(Labeled box data)
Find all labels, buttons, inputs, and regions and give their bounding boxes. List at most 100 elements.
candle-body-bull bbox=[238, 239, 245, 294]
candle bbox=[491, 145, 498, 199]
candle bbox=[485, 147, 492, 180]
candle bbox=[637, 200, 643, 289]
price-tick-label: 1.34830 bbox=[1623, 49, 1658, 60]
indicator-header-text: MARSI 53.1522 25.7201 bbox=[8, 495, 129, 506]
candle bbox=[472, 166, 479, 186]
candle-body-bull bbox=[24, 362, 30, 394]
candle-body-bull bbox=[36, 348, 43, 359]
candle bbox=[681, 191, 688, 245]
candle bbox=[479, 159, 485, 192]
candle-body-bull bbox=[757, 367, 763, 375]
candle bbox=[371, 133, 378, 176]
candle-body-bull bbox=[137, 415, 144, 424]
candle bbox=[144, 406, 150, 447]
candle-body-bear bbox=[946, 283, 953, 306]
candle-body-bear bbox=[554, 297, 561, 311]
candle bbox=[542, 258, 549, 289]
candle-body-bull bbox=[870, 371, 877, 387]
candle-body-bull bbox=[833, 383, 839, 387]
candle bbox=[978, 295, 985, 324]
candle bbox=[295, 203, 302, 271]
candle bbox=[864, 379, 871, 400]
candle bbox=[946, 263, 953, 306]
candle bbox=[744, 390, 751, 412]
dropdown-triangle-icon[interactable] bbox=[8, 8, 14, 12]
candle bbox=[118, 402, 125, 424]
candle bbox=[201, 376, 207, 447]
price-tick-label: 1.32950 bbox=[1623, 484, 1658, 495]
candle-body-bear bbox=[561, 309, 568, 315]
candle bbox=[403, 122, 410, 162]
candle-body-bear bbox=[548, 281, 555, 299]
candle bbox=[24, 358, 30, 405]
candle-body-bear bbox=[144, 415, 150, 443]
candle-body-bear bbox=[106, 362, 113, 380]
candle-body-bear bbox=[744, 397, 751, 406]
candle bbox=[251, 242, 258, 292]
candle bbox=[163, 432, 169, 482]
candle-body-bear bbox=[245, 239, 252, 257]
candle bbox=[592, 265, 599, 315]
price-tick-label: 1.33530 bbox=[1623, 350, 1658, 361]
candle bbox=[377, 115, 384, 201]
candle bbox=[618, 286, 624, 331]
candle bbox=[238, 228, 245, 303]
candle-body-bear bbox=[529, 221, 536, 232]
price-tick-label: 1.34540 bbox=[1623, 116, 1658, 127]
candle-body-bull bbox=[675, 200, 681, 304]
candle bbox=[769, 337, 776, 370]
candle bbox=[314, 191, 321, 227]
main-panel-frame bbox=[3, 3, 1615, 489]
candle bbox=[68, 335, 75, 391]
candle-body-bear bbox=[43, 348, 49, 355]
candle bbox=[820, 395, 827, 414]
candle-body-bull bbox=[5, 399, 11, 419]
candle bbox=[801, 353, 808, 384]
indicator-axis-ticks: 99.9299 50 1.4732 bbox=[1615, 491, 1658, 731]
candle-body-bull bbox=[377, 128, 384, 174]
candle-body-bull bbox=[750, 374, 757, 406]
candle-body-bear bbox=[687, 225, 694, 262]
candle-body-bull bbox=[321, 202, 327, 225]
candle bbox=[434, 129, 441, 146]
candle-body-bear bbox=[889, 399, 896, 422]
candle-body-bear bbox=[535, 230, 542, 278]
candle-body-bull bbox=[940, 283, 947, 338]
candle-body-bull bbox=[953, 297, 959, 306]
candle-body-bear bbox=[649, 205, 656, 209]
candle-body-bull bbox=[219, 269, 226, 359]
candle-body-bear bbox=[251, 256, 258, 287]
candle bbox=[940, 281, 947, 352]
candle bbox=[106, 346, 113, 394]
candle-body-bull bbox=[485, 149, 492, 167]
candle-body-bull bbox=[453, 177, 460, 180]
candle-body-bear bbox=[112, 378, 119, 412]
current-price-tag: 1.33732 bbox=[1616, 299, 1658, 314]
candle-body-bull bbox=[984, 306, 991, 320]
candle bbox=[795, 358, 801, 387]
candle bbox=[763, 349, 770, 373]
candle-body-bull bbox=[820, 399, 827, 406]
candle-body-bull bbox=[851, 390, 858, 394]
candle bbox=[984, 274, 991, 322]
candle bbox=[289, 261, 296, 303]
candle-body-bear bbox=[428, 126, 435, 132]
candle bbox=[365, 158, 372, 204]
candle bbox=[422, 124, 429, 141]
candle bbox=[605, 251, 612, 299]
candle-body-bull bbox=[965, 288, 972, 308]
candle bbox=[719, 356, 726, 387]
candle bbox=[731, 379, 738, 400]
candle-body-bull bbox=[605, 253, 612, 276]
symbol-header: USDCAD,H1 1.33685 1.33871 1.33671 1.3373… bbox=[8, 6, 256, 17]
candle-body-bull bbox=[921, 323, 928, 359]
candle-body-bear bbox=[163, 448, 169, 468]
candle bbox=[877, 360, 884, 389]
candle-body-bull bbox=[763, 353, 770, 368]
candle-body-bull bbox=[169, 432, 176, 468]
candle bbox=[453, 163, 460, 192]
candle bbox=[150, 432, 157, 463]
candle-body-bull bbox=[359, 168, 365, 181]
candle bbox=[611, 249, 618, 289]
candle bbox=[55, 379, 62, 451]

▶ [TO BE DONE] Write out again, unchanged, the data above from its first line up to and including the line containing "candle-body-bear bbox=[245, 239, 252, 257]".

▶ [RESPONSE TO THIS EXERCISE]
Find all labels, buttons, inputs, and regions and give their bounding boxes. List at most 100 elements.
candle-body-bull bbox=[238, 239, 245, 294]
candle bbox=[491, 145, 498, 199]
candle bbox=[485, 147, 492, 180]
candle bbox=[637, 200, 643, 289]
price-tick-label: 1.34830 bbox=[1623, 49, 1658, 60]
indicator-header-text: MARSI 53.1522 25.7201 bbox=[8, 495, 129, 506]
candle bbox=[472, 166, 479, 186]
candle-body-bull bbox=[24, 362, 30, 394]
candle-body-bull bbox=[36, 348, 43, 359]
candle bbox=[681, 191, 688, 245]
candle bbox=[479, 159, 485, 192]
candle-body-bull bbox=[757, 367, 763, 375]
candle bbox=[371, 133, 378, 176]
candle-body-bull bbox=[137, 415, 144, 424]
candle bbox=[144, 406, 150, 447]
candle-body-bear bbox=[946, 283, 953, 306]
candle-body-bear bbox=[554, 297, 561, 311]
candle bbox=[542, 258, 549, 289]
candle-body-bull bbox=[870, 371, 877, 387]
candle-body-bull bbox=[833, 383, 839, 387]
candle bbox=[978, 295, 985, 324]
candle bbox=[295, 203, 302, 271]
candle bbox=[864, 379, 871, 400]
candle bbox=[946, 263, 953, 306]
candle bbox=[744, 390, 751, 412]
dropdown-triangle-icon[interactable] bbox=[8, 8, 14, 12]
candle bbox=[118, 402, 125, 424]
candle bbox=[201, 376, 207, 447]
price-tick-label: 1.32950 bbox=[1623, 484, 1658, 495]
candle-body-bear bbox=[561, 309, 568, 315]
candle bbox=[403, 122, 410, 162]
candle-body-bear bbox=[548, 281, 555, 299]
candle bbox=[24, 358, 30, 405]
candle-body-bear bbox=[144, 415, 150, 443]
candle-body-bear bbox=[106, 362, 113, 380]
candle-body-bear bbox=[744, 397, 751, 406]
candle bbox=[251, 242, 258, 292]
candle bbox=[163, 432, 169, 482]
candle-body-bear bbox=[245, 239, 252, 257]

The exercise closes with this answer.